#### [PROBLEM TO WORK ON]
Return every line of the data below that includes the string "xlabel".

#### [DATASET ENTRIES]
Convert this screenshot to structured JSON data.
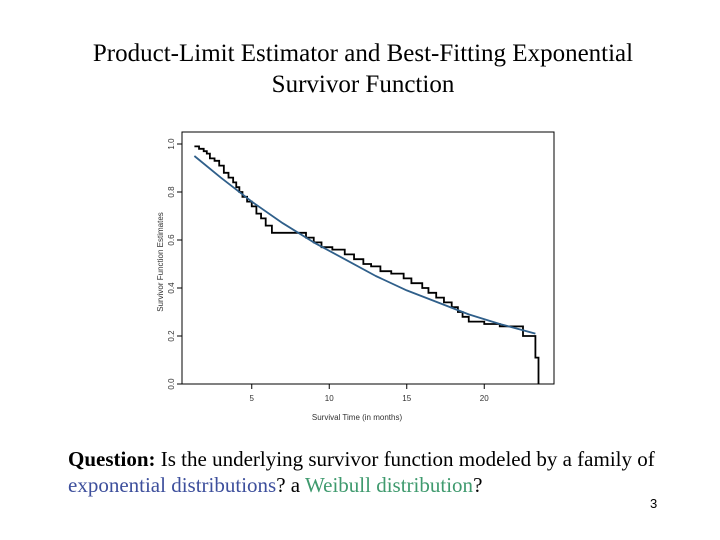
{
  "slide": {
    "title_line1": "Product-Limit Estimator and Best-Fitting Exponential",
    "title_line2": "Survivor Function",
    "question": {
      "lead": "Question:",
      "text1": " Is the underlying survivor function modeled by a family of ",
      "highlight1": "exponential distributions",
      "text2": "? a ",
      "highlight2": "Weibull distribution",
      "text3": "?"
    },
    "page_number": "3"
  },
  "colors": {
    "step_curve": "#000000",
    "fit_curve": "#2f5f8a",
    "highlight1": "#3d4f9c",
    "highlight2": "#3f9a6e"
  },
  "chart_data": {
    "type": "line",
    "title": "",
    "xlabel": "Survival Time (in months)",
    "ylabel": "Survivor Function Estimates",
    "xlim": [
      0.5,
      24.5
    ],
    "ylim": [
      0.0,
      1.05
    ],
    "xticks": [
      5,
      10,
      15,
      20
    ],
    "yticks": [
      0.0,
      0.2,
      0.4,
      0.6,
      0.8,
      1.0
    ],
    "xtick_labels": [
      "5",
      "10",
      "15",
      "20"
    ],
    "ytick_labels": [
      "0.0",
      "0.2",
      "0.4",
      "0.6",
      "0.8",
      "1.0"
    ],
    "grid": false,
    "series": [
      {
        "name": "Product-Limit Estimate",
        "kind": "step",
        "x": [
          1.3,
          1.6,
          1.9,
          2.1,
          2.3,
          2.6,
          2.9,
          3.2,
          3.5,
          3.8,
          4.0,
          4.2,
          4.4,
          4.7,
          5.0,
          5.3,
          5.6,
          5.9,
          6.3,
          7.0,
          8.5,
          9.0,
          9.5,
          10.2,
          11.0,
          11.6,
          12.2,
          12.7,
          13.3,
          14.0,
          14.8,
          15.3,
          16.0,
          16.4,
          16.9,
          17.4,
          17.9,
          18.3,
          18.6,
          19.0,
          20.0,
          21.0,
          22.5,
          23.3,
          23.5
        ],
        "y": [
          0.99,
          0.98,
          0.97,
          0.96,
          0.94,
          0.93,
          0.91,
          0.88,
          0.86,
          0.84,
          0.82,
          0.8,
          0.78,
          0.76,
          0.74,
          0.71,
          0.69,
          0.66,
          0.63,
          0.63,
          0.61,
          0.59,
          0.57,
          0.56,
          0.54,
          0.52,
          0.5,
          0.49,
          0.47,
          0.46,
          0.44,
          0.42,
          0.4,
          0.38,
          0.36,
          0.34,
          0.32,
          0.3,
          0.28,
          0.26,
          0.25,
          0.24,
          0.2,
          0.11,
          0.0
        ]
      },
      {
        "name": "Best-Fitting Exponential",
        "kind": "smooth",
        "x": [
          1.3,
          3.0,
          5.0,
          7.0,
          9.0,
          11.0,
          13.0,
          15.0,
          17.0,
          19.0,
          21.0,
          23.3
        ],
        "y": [
          0.95,
          0.86,
          0.76,
          0.67,
          0.59,
          0.52,
          0.45,
          0.39,
          0.34,
          0.29,
          0.25,
          0.21
        ]
      }
    ]
  }
}
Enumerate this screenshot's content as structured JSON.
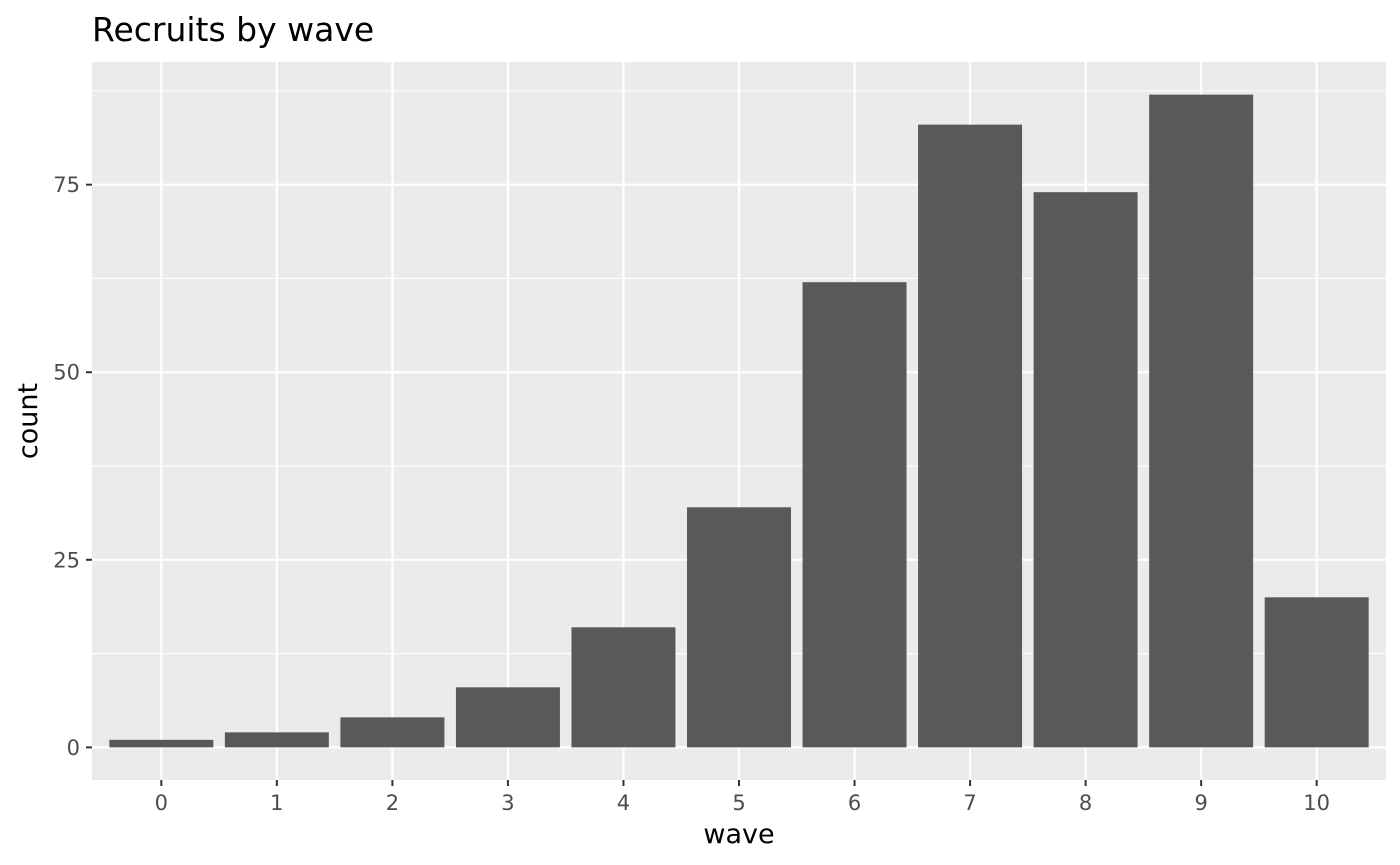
{
  "chart_data": {
    "type": "bar",
    "title": "Recruits by wave",
    "xlabel": "wave",
    "ylabel": "count",
    "categories": [
      "0",
      "1",
      "2",
      "3",
      "4",
      "5",
      "6",
      "7",
      "8",
      "9",
      "10"
    ],
    "values": [
      1,
      2,
      4,
      8,
      16,
      32,
      62,
      83,
      74,
      87,
      20
    ],
    "ylim": [
      -4.35,
      91.35
    ],
    "yticks": [
      0,
      25,
      50,
      75
    ],
    "yticks_labels": [
      "0",
      "25",
      "50",
      "75"
    ],
    "grid": true,
    "legend": "none",
    "colors": {
      "bar": "#595959",
      "panel": "#ebebeb",
      "grid": "#ffffff",
      "tick_text": "#4d4d4d",
      "tick_mark": "#333333"
    }
  }
}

#### [FULL OUTPUT]
    "xlabel": "Survival Time (in months)",
    "xlabel": "wave",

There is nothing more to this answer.